» WRITTEN INSTRUCTION 1
Please copy the wheel review below word for word, between "Price? Well, that’s" and "likely to improve.", inclusive.
» WRITTEN INSTRUCTION 2
Answer these questions using the wheel review below:
(a) What is the RRP of the wheels?
(b) Which tire is paired with the wheels to give a nice ride?
(c) How much does the reviewer's Samsung phone weigh?

So far these have proved to be excellent wheels. In terms of any lateral flexibility I really can’t detect anything awry when out of the saddle and sprinting. Indeed, I’ve been using the SuperX as a fast road bike recently to see if I can ascertain its limits. With these wheels and tyres it flies and I’ve put some pretty high average speeds in.

In terms of braking, despite the limited number of spokes on the braking side I simply cannot detect any deflection at all. That’s interesting because, with the more spoked Pro Lite attached to my Condor Bivio with XT brakes there was a small amount of deflection that I could see. As I alluded to above the R685 are exceptionally powerful brakes and braking on the Fulcrum is an extremely confident experience.

Of course braking isn’t the only thing to consider about wheels but I make no apologies for prioritising it for a disc wheel. So what about everything else?

Well, I could claim that they “spin up well” and are “significantly faster than (insert.” But that would be rubbish. The bearings are lovely, turn the bike upside down and they go on and on, so of course they “spin up well.” But short of shot bearings so do most wheels. Does the 100g deficit over my Pro Lite mean that they are slower wheels on the flat, that they need more power or that they’re less good up hills? No. Not in the slightest. They feel much like my Racing Quattro in fact. Good quality wheels that ride well. Not the last word in weight and I guess you could make some improvements if you shed 300g or so. But in the ballpark of wheels that weigh 1550g up to 1800g or so I’m not sure that the benefits of the margins aren’t overstated.

What they do appear to be is a plush wheel that, partnered with the Schwalbe S-One, provide a nice ride. Again, the SuperX has something to contribute to that so let’s just say that it all works nicely as a package.

Price? Well, that’s probably the only remotely contentious area. RRP is £349.99. If there’s someone somewhere on the planet who paid that, I salute you. But it’s likely that no-one has. Shop around and you can get them really cheaply. Certainly less than £250 if you spend a few minutes and, if you’re really canny, as I am, at around £210. And that’s a good price if you concentrate on the headline of 1715g. There are cheaper wheels, such as Wiggle’s Cosine Disc. There are those that cost more and save a few grams. Decide what’s important. And the choice is only likely to improve.

I’m pretty much past weight as a measurement within a certain range. My Samsung phone weighs over 150g. Pick yours up. Imagine that weight being added to your wheel. Do you think it will make any real difference?

» INFORMATION GIVEN

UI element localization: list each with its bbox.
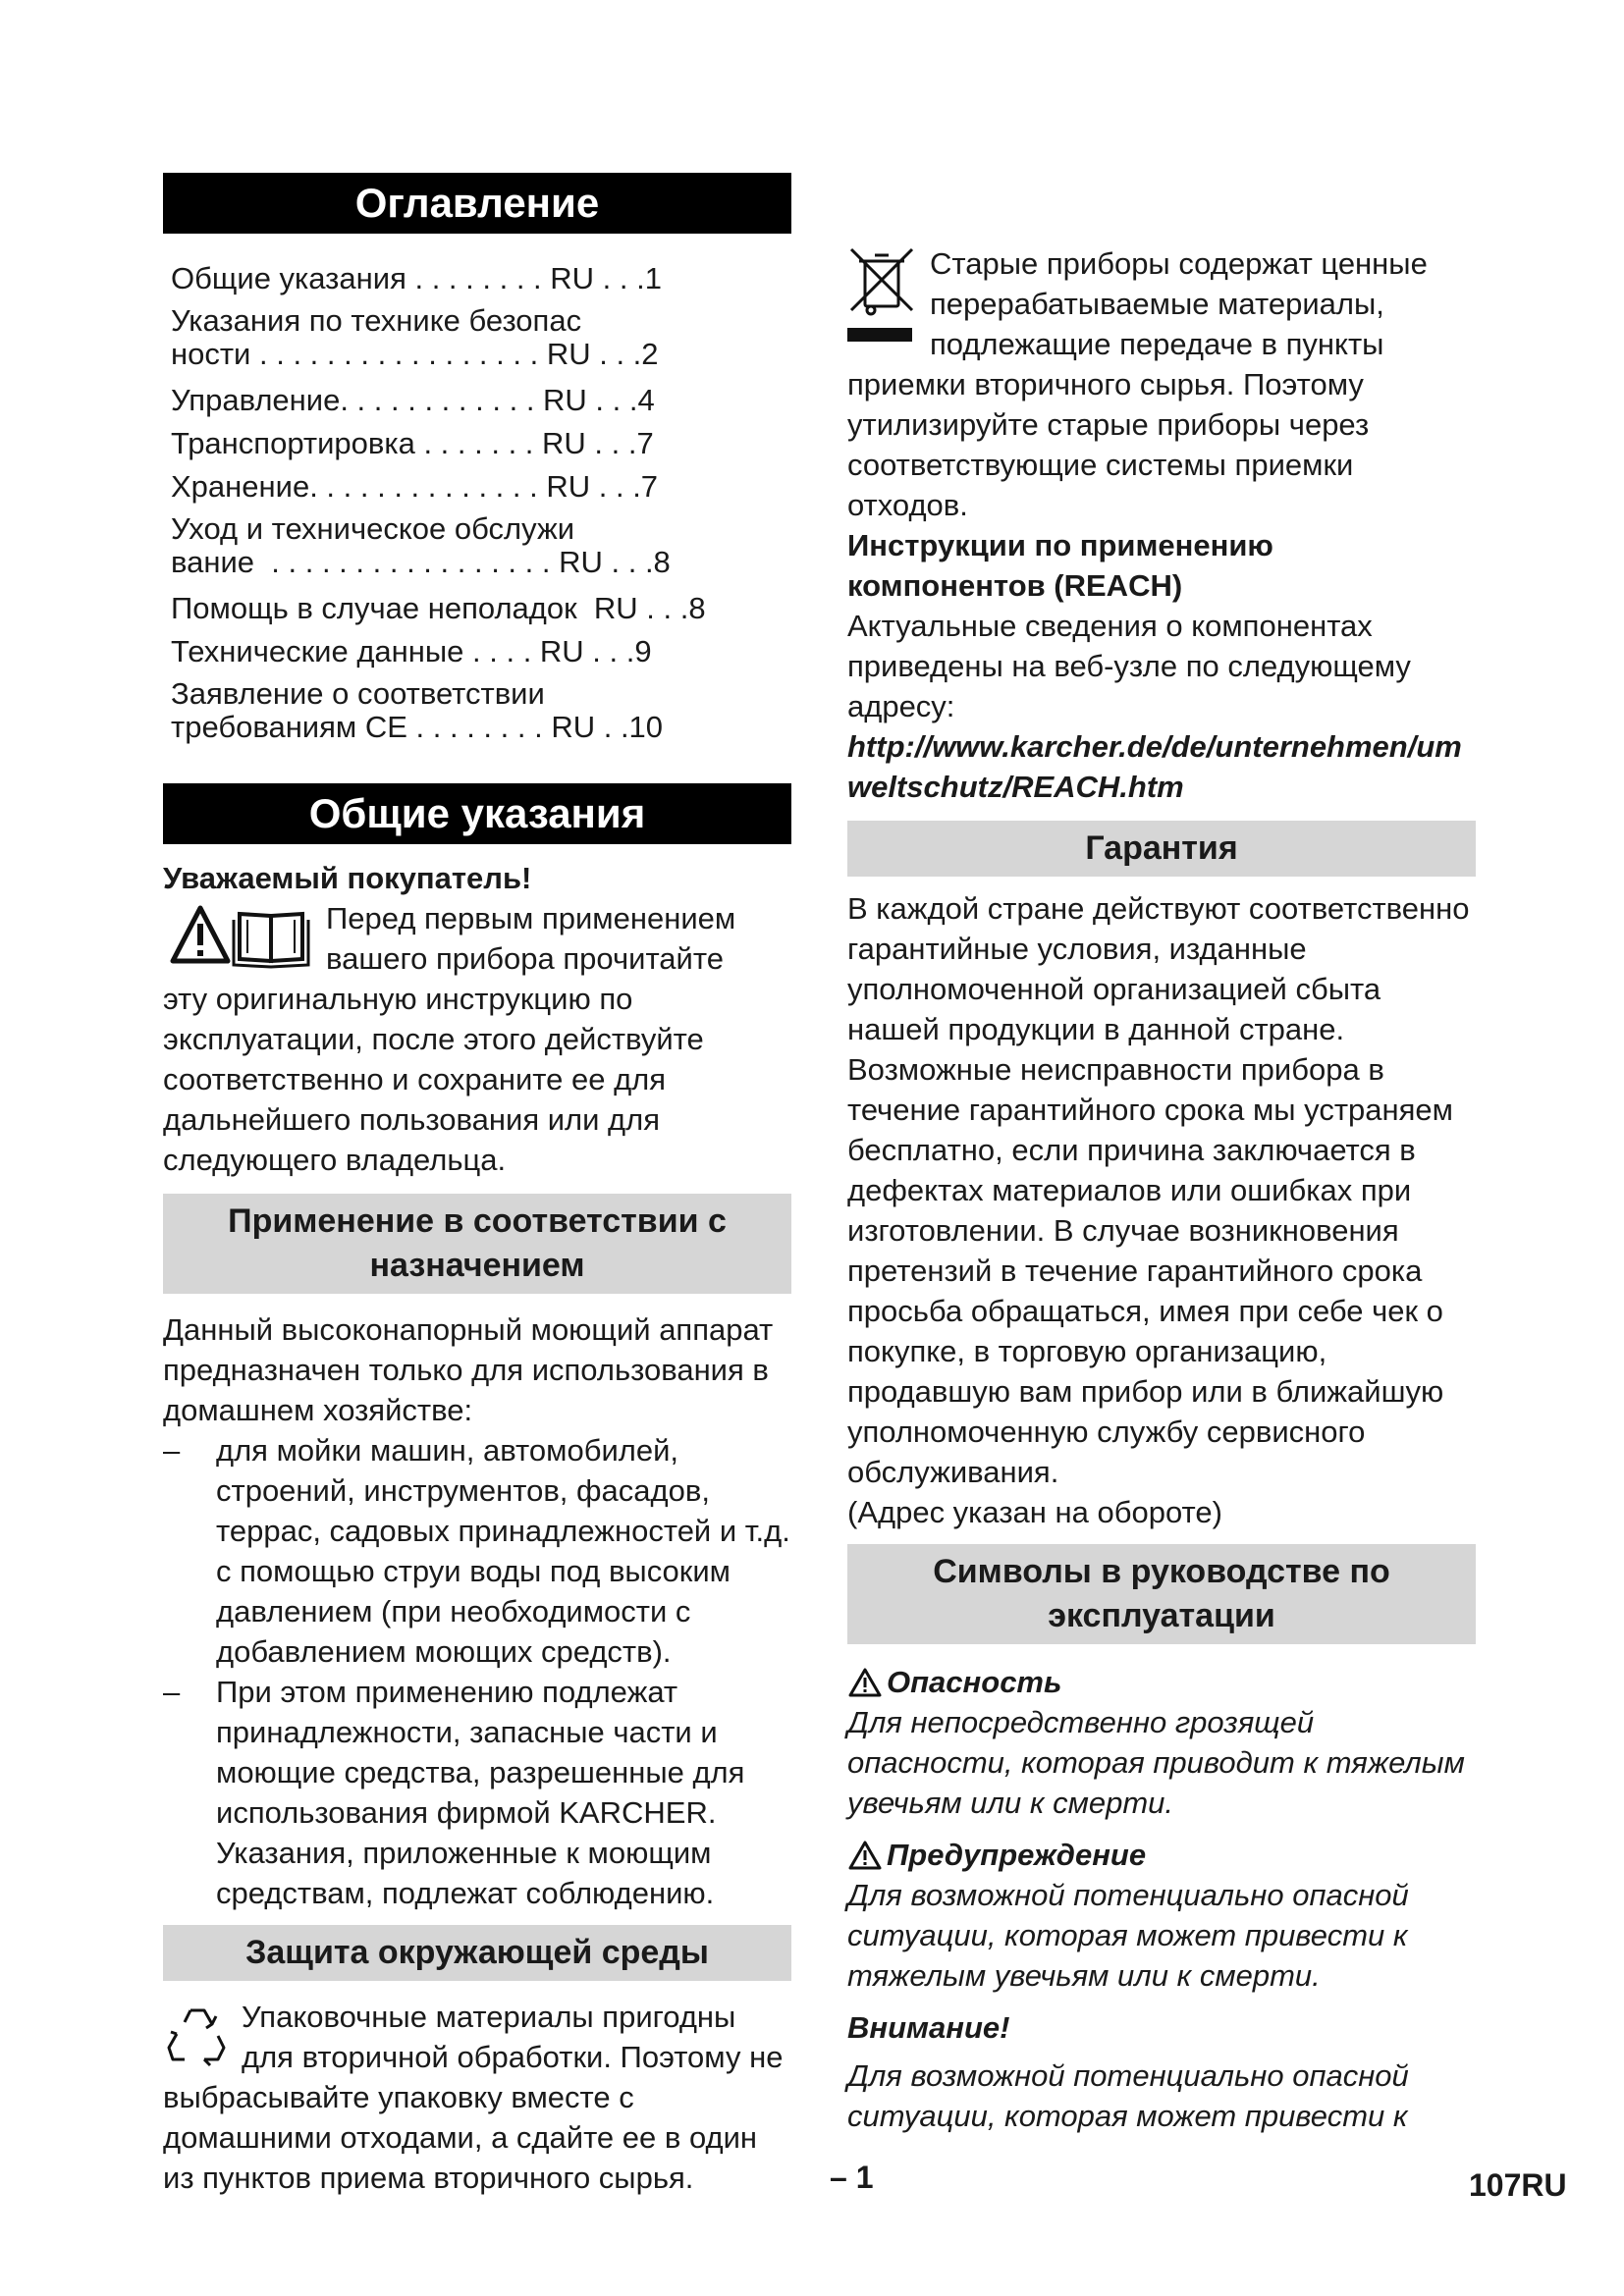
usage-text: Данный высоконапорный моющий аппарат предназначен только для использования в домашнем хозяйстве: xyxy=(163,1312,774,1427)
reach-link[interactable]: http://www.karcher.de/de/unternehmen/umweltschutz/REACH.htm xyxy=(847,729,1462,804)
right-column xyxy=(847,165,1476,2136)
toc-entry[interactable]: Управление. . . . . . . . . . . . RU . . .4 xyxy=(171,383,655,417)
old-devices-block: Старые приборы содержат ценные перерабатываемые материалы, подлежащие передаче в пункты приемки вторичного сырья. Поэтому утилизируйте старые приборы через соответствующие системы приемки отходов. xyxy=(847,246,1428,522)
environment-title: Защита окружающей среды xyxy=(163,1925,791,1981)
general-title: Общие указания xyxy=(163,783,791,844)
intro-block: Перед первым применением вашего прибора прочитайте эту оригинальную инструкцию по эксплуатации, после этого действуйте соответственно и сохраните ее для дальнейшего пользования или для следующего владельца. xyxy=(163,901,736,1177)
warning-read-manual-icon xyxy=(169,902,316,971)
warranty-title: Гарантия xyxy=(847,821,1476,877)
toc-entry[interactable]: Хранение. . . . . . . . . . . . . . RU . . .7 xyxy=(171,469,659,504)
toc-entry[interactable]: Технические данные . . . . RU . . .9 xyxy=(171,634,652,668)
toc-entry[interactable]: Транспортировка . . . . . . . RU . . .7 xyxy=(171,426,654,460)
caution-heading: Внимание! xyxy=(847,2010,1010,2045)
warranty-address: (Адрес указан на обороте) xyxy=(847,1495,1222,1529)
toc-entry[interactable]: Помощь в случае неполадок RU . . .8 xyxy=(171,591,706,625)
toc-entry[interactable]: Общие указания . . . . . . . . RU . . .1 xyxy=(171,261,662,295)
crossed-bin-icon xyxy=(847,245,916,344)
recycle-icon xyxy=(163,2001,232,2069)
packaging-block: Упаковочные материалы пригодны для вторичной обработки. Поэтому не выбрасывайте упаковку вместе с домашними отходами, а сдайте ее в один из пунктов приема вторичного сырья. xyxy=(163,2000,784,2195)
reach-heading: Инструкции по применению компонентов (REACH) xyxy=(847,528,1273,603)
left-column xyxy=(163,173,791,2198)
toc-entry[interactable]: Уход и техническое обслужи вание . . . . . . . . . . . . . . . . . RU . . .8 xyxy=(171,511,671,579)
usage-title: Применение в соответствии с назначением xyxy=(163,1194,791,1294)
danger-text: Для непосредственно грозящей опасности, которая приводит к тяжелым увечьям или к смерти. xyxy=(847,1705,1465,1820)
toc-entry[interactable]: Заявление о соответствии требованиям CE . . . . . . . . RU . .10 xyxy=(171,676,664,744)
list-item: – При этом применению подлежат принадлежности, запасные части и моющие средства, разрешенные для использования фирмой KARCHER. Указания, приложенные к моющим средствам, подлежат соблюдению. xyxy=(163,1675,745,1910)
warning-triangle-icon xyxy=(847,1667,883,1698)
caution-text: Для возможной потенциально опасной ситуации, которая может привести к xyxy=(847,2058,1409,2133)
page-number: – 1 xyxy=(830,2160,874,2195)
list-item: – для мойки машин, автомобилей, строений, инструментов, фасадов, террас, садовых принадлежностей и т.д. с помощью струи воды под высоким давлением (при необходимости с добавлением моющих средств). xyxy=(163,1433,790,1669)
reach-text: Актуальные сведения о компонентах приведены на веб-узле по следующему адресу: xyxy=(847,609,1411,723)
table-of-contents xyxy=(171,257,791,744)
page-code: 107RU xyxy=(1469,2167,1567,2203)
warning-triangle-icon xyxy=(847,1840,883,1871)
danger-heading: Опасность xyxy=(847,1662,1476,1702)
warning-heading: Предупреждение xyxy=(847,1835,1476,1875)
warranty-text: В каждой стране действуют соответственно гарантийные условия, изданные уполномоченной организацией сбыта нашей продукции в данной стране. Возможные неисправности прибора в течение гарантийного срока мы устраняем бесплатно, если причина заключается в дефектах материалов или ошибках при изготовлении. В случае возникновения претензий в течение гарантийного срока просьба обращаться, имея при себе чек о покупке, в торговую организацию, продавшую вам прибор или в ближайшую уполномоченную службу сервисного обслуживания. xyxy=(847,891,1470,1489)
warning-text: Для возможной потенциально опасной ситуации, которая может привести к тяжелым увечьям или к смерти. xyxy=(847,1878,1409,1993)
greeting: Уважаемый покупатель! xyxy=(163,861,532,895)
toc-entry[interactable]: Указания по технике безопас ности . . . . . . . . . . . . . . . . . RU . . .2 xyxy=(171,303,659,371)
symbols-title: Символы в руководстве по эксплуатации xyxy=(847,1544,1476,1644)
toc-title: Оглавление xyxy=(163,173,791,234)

...

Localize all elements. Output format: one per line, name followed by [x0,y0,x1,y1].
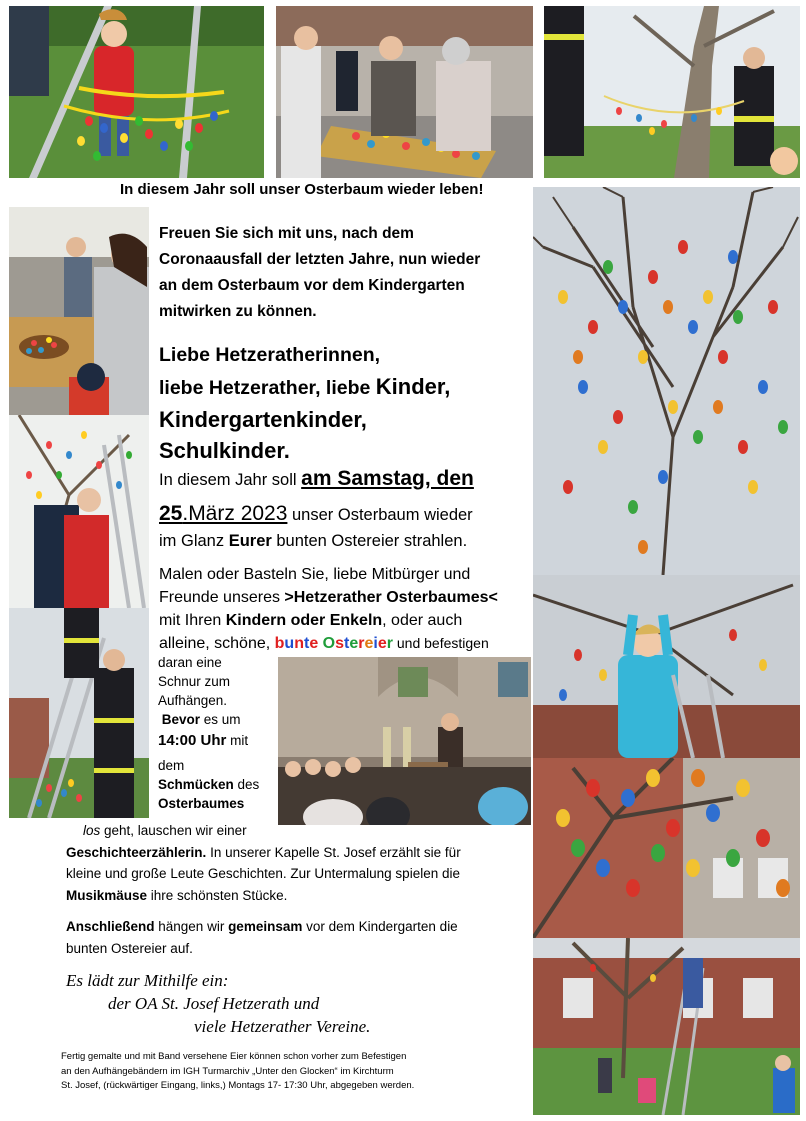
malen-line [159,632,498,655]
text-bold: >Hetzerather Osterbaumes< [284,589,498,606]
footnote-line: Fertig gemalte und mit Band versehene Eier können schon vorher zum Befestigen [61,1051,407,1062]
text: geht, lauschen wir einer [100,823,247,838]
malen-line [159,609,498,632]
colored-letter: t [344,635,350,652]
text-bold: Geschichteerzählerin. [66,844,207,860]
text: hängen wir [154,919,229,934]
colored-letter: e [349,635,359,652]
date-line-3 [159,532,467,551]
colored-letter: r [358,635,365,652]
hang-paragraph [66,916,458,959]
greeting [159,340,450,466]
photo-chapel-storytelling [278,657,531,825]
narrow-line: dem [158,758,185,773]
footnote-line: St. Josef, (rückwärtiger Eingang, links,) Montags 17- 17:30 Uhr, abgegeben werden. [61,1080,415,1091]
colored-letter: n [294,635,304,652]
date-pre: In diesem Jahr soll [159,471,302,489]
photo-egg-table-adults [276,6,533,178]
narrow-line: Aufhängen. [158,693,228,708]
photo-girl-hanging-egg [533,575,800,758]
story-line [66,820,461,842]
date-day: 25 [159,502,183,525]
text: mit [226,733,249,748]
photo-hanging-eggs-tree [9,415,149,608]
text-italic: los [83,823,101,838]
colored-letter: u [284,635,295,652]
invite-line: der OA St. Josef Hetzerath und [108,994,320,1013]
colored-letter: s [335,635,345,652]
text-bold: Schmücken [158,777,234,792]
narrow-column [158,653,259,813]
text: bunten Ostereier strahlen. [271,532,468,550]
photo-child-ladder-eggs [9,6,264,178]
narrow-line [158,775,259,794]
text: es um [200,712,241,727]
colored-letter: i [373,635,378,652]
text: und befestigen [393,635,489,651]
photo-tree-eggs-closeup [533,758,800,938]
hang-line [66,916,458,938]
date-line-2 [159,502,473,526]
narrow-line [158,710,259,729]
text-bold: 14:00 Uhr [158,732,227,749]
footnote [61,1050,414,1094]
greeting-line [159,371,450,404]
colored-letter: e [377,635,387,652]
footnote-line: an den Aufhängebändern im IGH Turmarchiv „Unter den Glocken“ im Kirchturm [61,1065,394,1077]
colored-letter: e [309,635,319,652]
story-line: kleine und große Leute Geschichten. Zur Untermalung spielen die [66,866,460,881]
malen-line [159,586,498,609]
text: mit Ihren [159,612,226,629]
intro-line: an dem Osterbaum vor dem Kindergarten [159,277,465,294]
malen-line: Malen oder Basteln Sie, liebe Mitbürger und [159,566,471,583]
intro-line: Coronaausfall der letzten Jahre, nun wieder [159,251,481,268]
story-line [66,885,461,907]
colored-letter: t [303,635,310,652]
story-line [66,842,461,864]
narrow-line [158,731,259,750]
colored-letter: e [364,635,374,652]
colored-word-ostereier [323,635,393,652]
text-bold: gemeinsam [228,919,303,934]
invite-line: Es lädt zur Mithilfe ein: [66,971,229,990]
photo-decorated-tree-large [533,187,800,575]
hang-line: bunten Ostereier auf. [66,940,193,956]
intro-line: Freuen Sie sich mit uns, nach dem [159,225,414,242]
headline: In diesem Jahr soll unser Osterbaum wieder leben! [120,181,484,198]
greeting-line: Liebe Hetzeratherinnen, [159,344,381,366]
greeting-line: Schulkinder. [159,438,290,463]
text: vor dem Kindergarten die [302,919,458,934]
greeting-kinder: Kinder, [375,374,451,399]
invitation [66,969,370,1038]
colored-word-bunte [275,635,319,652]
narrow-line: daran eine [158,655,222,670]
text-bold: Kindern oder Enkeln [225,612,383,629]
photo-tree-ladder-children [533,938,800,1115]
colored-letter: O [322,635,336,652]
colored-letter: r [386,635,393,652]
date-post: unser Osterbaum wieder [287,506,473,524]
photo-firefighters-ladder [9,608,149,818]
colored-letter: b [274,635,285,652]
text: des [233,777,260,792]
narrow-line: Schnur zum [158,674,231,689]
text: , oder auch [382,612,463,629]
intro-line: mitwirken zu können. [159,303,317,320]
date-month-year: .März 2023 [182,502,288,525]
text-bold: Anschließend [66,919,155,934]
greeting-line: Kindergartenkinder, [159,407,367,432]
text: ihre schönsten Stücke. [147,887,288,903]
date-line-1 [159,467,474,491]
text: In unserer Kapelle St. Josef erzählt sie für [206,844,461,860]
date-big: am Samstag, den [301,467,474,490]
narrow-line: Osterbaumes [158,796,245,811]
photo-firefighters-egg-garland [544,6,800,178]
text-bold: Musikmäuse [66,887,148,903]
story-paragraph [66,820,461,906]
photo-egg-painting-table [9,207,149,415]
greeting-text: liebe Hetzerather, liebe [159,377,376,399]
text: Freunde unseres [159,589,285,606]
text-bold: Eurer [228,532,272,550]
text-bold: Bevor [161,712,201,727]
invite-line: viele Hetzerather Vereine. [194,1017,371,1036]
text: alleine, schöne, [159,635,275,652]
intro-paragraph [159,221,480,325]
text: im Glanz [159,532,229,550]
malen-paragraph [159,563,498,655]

...

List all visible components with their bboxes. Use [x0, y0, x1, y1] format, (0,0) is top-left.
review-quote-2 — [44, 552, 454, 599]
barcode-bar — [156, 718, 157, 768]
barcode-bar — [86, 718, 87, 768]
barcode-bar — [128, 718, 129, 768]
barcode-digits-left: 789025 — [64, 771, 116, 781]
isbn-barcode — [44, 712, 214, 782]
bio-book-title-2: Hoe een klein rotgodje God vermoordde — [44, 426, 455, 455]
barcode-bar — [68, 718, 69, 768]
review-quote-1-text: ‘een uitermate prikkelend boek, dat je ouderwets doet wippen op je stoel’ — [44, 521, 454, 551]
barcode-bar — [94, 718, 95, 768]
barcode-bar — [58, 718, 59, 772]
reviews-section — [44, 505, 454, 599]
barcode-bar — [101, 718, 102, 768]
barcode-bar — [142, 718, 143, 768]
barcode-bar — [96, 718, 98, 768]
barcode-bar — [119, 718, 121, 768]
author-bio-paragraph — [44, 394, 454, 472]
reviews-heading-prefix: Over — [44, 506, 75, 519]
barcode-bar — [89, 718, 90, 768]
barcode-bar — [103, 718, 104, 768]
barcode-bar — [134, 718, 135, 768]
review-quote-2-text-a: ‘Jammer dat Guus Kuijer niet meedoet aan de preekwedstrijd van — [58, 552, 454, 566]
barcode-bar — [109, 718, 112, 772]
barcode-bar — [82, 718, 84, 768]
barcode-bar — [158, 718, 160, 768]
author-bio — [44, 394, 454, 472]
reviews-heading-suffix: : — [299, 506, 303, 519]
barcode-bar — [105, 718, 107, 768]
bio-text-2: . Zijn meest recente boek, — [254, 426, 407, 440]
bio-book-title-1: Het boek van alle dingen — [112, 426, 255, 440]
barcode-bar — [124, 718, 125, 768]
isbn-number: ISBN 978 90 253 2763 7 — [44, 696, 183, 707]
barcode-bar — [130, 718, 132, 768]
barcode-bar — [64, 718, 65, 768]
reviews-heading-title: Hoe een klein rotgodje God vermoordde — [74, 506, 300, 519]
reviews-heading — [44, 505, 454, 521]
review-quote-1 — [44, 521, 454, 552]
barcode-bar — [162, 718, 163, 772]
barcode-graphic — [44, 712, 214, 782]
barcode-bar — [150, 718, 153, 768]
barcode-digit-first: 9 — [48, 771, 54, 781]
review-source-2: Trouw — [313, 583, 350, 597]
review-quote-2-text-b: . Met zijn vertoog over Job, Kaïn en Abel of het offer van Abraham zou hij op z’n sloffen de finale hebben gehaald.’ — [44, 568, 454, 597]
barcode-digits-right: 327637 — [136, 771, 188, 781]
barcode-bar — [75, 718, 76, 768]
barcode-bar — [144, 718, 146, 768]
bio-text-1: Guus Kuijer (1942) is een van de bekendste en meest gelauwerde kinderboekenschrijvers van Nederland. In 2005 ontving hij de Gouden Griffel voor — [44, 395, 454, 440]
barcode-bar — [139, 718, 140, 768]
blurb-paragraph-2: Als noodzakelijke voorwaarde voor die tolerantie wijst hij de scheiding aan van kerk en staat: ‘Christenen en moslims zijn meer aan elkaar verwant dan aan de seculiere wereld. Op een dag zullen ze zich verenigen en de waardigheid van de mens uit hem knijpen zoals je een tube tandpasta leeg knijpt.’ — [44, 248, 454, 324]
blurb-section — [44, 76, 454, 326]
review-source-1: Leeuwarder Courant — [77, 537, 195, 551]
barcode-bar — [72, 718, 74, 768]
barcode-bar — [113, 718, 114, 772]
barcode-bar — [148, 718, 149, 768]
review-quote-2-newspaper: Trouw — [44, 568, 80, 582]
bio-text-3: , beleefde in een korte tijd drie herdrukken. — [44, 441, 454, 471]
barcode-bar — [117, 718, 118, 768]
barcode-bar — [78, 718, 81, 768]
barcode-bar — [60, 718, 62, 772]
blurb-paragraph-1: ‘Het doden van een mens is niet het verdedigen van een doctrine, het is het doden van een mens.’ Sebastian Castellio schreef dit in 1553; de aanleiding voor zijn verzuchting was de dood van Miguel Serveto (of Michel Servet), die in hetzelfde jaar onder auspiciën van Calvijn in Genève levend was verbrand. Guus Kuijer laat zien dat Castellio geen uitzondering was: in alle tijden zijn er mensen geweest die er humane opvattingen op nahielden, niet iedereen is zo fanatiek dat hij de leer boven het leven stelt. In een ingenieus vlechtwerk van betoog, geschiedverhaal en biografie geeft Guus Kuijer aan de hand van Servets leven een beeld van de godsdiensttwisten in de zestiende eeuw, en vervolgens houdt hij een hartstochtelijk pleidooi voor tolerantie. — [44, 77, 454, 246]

» EXPECTED OUTPUT 1
Price? Well, that’s probably the only remotely contentious area. RRP is £349.99. If there’s someone somewhere on the planet who paid that, I salute you. But it’s likely that no-one has. Shop around and you can get them really cheaply. Certainly less than £250 if you spend a few minutes and, if you’re really canny, as I am, at around £210. And that’s a good price if you concentrate on the headline of 1715g. There are cheaper wheels, such as Wiggle’s Cosine Disc. There are those that cost more and save a few grams. Decide what’s important. And the choice is only likely to improve.

» EXPECTED OUTPUT 2
(a) £349.99
(b) The Schwalbe S-One
(c) Over 150g